+++ Supplied records

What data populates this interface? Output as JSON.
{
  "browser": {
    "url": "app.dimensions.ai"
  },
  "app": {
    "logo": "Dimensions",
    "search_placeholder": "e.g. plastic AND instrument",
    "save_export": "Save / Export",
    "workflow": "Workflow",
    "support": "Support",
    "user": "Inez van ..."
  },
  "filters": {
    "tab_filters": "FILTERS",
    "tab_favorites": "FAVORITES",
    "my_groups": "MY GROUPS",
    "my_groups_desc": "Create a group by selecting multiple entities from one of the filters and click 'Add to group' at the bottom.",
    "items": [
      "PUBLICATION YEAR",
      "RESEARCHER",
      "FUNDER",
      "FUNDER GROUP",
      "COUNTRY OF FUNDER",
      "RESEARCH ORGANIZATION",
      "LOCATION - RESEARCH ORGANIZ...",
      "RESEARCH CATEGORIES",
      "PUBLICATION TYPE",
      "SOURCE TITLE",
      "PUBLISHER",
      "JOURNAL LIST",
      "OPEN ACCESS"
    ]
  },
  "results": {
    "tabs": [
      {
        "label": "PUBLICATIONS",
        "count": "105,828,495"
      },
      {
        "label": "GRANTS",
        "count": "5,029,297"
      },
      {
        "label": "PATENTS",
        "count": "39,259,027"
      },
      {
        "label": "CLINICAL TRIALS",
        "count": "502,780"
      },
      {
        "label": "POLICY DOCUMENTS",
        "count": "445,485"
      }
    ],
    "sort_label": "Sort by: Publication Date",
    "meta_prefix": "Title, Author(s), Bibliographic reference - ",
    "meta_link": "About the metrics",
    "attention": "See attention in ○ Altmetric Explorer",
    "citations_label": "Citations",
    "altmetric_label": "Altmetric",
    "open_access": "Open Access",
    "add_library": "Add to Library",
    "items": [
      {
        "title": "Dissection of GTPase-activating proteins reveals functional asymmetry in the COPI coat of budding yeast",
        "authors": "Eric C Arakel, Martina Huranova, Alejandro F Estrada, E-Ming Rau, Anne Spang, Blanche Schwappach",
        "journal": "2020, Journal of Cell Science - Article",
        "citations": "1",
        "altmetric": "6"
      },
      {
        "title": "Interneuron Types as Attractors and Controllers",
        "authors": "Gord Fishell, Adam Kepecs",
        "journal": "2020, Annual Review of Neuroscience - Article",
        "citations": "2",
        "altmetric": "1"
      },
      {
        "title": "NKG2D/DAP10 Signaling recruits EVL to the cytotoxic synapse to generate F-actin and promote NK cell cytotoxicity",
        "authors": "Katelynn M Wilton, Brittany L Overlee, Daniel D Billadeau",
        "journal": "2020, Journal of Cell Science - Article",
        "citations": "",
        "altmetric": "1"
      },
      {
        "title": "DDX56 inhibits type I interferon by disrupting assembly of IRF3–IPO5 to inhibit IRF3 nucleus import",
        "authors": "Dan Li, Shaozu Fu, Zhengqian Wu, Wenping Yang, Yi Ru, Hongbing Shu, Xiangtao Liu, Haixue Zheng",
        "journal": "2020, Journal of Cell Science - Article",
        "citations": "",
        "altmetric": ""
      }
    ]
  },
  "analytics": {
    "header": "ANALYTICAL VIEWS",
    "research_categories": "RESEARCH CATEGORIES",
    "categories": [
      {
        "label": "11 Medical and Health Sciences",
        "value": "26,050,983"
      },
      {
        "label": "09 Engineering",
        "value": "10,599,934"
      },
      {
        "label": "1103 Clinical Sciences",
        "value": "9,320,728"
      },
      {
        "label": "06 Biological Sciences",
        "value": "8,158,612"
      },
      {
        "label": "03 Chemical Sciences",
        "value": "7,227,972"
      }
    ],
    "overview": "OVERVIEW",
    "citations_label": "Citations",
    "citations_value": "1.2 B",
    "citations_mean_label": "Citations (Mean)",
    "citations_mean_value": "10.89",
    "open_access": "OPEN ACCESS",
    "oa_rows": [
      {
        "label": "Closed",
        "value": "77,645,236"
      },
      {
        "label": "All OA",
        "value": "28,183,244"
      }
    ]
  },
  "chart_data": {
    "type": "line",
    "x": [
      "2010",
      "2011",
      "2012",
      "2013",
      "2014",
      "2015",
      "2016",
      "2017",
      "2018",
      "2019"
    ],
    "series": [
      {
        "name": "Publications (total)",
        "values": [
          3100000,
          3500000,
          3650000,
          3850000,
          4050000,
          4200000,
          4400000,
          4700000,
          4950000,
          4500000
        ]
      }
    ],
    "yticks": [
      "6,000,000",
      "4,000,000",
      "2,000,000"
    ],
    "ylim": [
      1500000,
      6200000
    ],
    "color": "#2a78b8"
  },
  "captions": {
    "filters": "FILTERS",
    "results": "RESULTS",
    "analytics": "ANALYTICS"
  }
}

++++++

Action item: The records need to be set down again without a single difference.

Answer section:
What data populates this interface? Output as JSON.
{
  "browser": {
    "url": "app.dimensions.ai"
  },
  "app": {
    "logo": "Dimensions",
    "search_placeholder": "e.g. plastic AND instrument",
    "save_export": "Save / Export",
    "workflow": "Workflow",
    "support": "Support",
    "user": "Inez van ..."
  },
  "filters": {
    "tab_filters": "FILTERS",
    "tab_favorites": "FAVORITES",
    "my_groups": "MY GROUPS",
    "my_groups_desc": "Create a group by selecting multiple entities from one of the filters and click 'Add to group' at the bottom.",
    "items": [
      "PUBLICATION YEAR",
      "RESEARCHER",
      "FUNDER",
      "FUNDER GROUP",
      "COUNTRY OF FUNDER",
      "RESEARCH ORGANIZATION",
      "LOCATION - RESEARCH ORGANIZ...",
      "RESEARCH CATEGORIES",
      "PUBLICATION TYPE",
      "SOURCE TITLE",
      "PUBLISHER",
      "JOURNAL LIST",
      "OPEN ACCESS"
    ]
  },
  "results": {
    "tabs": [
      {
        "label": "PUBLICATIONS",
        "count": "105,828,495"
      },
      {
        "label": "GRANTS",
        "count": "5,029,297"
      },
      {
        "label": "PATENTS",
        "count": "39,259,027"
      },
      {
        "label": "CLINICAL TRIALS",
        "count": "502,780"
      },
      {
        "label": "POLICY DOCUMENTS",
        "count": "445,485"
      }
    ],
    "sort_label": "Sort by: Publication Date",
    "meta_prefix": "Title, Author(s), Bibliographic reference - ",
    "meta_link": "About the metrics",
    "attention": "See attention in ○ Altmetric Explorer",
    "citations_label": "Citations",
    "altmetric_label": "Altmetric",
    "open_access": "Open Access",
    "add_library": "Add to Library",
    "items": [
      {
        "title": "Dissection of GTPase-activating proteins reveals functional asymmetry in the COPI coat of budding yeast",
        "authors": "Eric C Arakel, Martina Huranova, Alejandro F Estrada, E-Ming Rau, Anne Spang, Blanche Schwappach",
        "journal": "2020, Journal of Cell Science - Article",
        "citations": "1",
        "altmetric": "6"
      },
      {
        "title": "Interneuron Types as Attractors and Controllers",
        "authors": "Gord Fishell, Adam Kepecs",
        "journal": "2020, Annual Review of Neuroscience - Article",
        "citations": "2",
        "altmetric": "1"
      },
      {
        "title": "NKG2D/DAP10 Signaling recruits EVL to the cytotoxic synapse to generate F-actin and promote NK cell cytotoxicity",
        "authors": "Katelynn M Wilton, Brittany L Overlee, Daniel D Billadeau",
        "journal": "2020, Journal of Cell Science - Article",
        "citations": "",
        "altmetric": "1"
      },
      {
        "title": "DDX56 inhibits type I interferon by disrupting assembly of IRF3–IPO5 to inhibit IRF3 nucleus import",
        "authors": "Dan Li, Shaozu Fu, Zhengqian Wu, Wenping Yang, Yi Ru, Hongbing Shu, Xiangtao Liu, Haixue Zheng",
        "journal": "2020, Journal of Cell Science - Article",
        "citations": "",
        "altmetric": ""
      }
    ]
  },
  "analytics": {
    "header": "ANALYTICAL VIEWS",
    "research_categories": "RESEARCH CATEGORIES",
    "categories": [
      {
        "label": "11 Medical and Health Sciences",
        "value": "26,050,983"
      },
      {
        "label": "09 Engineering",
        "value": "10,599,934"
      },
      {
        "label": "1103 Clinical Sciences",
        "value": "9,320,728"
      },
      {
        "label": "06 Biological Sciences",
        "value": "8,158,612"
      },
      {
        "label": "03 Chemical Sciences",
        "value": "7,227,972"
      }
    ],
    "overview": "OVERVIEW",
    "citations_label": "Citations",
    "citations_value": "1.2 B",
    "citations_mean_label": "Citations (Mean)",
    "citations_mean_value": "10.89",
    "open_access": "OPEN ACCESS",
    "oa_rows": [
      {
        "label": "Closed",
        "value": "77,645,236"
      },
      {
        "label": "All OA",
        "value": "28,183,244"
      }
    ]
  },
  "chart_data": {
    "type": "line",
    "x": [
      "2010",
      "2011",
      "2012",
      "2013",
      "2014",
      "2015",
      "2016",
      "2017",
      "2018",
      "2019"
    ],
    "series": [
      {
        "name": "Publications (total)",
        "values": [
          3100000,
          3500000,
          3650000,
          3850000,
          4050000,
          4200000,
          4400000,
          4700000,
          4950000,
          4500000
        ]
      }
    ],
    "yticks": [
      "6,000,000",
      "4,000,000",
      "2,000,000"
    ],
    "ylim": [
      1500000,
      6200000
    ],
    "color": "#2a78b8"
  },
  "captions": {
    "filters": "FILTERS",
    "results": "RESULTS",
    "analytics": "ANALYTICS"
  }
}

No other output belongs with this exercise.